### [Objetivos]
[1] Enumera los nombres propios de persona que aparecen en el reportaje sobre vivienda.
[2] Reproduce literalmente el fragmento del reportaje sobre vivienda que va desde "Los supuestos románticos" hasta "a corto plazo.".

### [Documento]
▬▬▬▬▬▬▬▬▬▬
Los supuestos románticos de este reportaje son hombres y mujeres de entre 42 y 59 años. Las circunstancias de la vida, su carácter y educación o una combinación de todo ello les ha llevado a quedarse al margen de la propiedad de una vivienda. A menudo comparten piso para poder asumir los altos alquileres. Y en todos se vislumbra una tercera edad fogueada en la seguridad a corto plazo.

"La seguridad, según lo entendieron mis padres, venía de la cabeza y de ningún otro lugar". "Nosotros somos los románticos. Estudios y libertad, eso nos inculcaron nuestros padres". "A no ser que tuvieras el cerebro más vacío que el trastero de un mono [risas]... Si no, ¿por qué tus padres iban a preocuparse de que tuvieras una propiedad?"

Cuando Jordi, Roger, Ferran o Marie tenían veinte o treinta años se hablaba de "pillar un piso" o "pillar un estudio", con total naturalidad. Las palabras "mobbing" o "burbuja inmobiliaria" sonarían a alguna rompedora performance teatral. Qué decir de "aval bancario de 14.000 euros", a la hora de competir con otros treinta aspirantes para alquilar una vivienda, un derecho señalado por la Constitución, sin distinción de sesso ni edad.
▬▬▬▬▬▬▬▬▬▬
### [Listado de datos]
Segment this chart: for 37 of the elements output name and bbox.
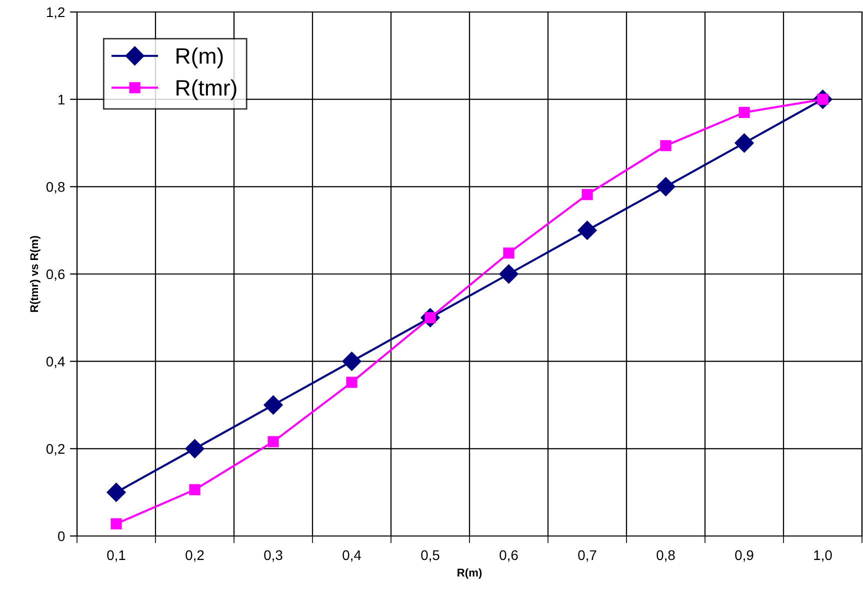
- legend-label: R(tmr): [176, 79, 236, 100]
- legend-label: R(m): [176, 48, 223, 68]
- point: [106, 482, 126, 502]
- point: [264, 395, 283, 415]
- point: [268, 436, 279, 448]
- x-tick-label: 0,4: [342, 550, 361, 562]
- x-tick-label: 0,1: [107, 550, 126, 562]
- point: [582, 188, 593, 200]
- x-tick-label: 1,0: [814, 550, 832, 562]
- point: [499, 264, 518, 284]
- y-tick-label: 0: [58, 531, 65, 542]
- point: [660, 140, 672, 152]
- point: [346, 376, 358, 388]
- point: [738, 106, 750, 118]
- point: [110, 518, 122, 530]
- x-tick-label: 0,2: [186, 550, 204, 562]
- y-tick-label: 0,8: [46, 182, 65, 194]
- x-tick-label: 0,6: [500, 550, 518, 562]
- point: [185, 439, 204, 458]
- point: [578, 220, 597, 240]
- point: [734, 133, 754, 153]
- x-tick-label: 0,7: [578, 550, 596, 562]
- y-tick-label: 0,2: [46, 444, 64, 456]
- point: [656, 177, 676, 196]
- y-tick-label: 0,4: [46, 356, 65, 368]
- x-tick-label: 0,5: [421, 550, 440, 562]
- x-tick-label: 0,8: [656, 550, 675, 562]
- point: [503, 247, 514, 259]
- y-tick-label: 0,6: [46, 269, 65, 281]
- y-tick-label: 1,2: [46, 7, 64, 19]
- y-axis-title: R(tmr) vs R(m): [30, 236, 40, 312]
- point: [342, 352, 362, 371]
- x-tick-label: 0,3: [264, 550, 282, 562]
- y-tick-label: 1: [58, 94, 65, 104]
- point: [189, 484, 200, 496]
- x-axis-title: R(m): [458, 568, 482, 579]
- x-tick-label: 0,9: [735, 550, 754, 562]
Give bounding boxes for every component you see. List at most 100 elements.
▬▬▬▬▬▬▬▬▬▬
### [Soluciones por tarea]
[1] Jordi, Roger, Ferran, Marie

[2]
Los supuestos románticos de este reportaje son hombres y mujeres de entre 42 y 59 años. Las circunstancias de la vida, su carácter y educación o una combinación de todo ello les ha llevado a quedarse al margen de la propiedad de una vivienda. A menudo comparten piso para poder asumir los altos alquileres. Y en todos se vislumbra una tercera edad fogueada en la seguridad a corto plazo.